### WHAT THE EXERCISE ASKS
Search the material for the word "name" and copy each line that holds it.

** BEGIN SUPPLIED ENTRIES **

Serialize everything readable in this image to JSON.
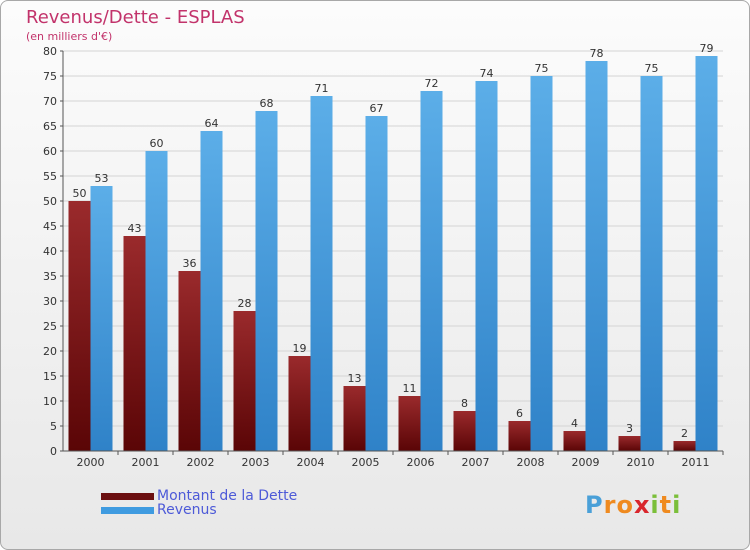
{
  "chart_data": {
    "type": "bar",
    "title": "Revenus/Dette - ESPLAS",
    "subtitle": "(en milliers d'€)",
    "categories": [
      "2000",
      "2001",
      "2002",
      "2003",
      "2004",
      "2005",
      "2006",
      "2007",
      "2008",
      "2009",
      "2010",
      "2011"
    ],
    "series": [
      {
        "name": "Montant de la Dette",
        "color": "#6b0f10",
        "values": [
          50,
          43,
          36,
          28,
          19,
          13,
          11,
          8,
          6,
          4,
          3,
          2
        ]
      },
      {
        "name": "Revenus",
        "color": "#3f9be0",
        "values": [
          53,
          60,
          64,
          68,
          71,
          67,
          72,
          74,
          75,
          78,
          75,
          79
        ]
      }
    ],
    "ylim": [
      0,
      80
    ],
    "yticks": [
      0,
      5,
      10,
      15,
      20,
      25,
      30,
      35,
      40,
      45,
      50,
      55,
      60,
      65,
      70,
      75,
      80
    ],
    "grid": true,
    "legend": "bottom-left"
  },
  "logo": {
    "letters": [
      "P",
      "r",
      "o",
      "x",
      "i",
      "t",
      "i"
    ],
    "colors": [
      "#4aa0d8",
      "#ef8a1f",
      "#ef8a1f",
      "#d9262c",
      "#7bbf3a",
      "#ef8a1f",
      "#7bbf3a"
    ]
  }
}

** END SUPPLIED ENTRIES **

### FULL OUTPUT
        "name": "Montant de la Dette",
        "name": "Revenus",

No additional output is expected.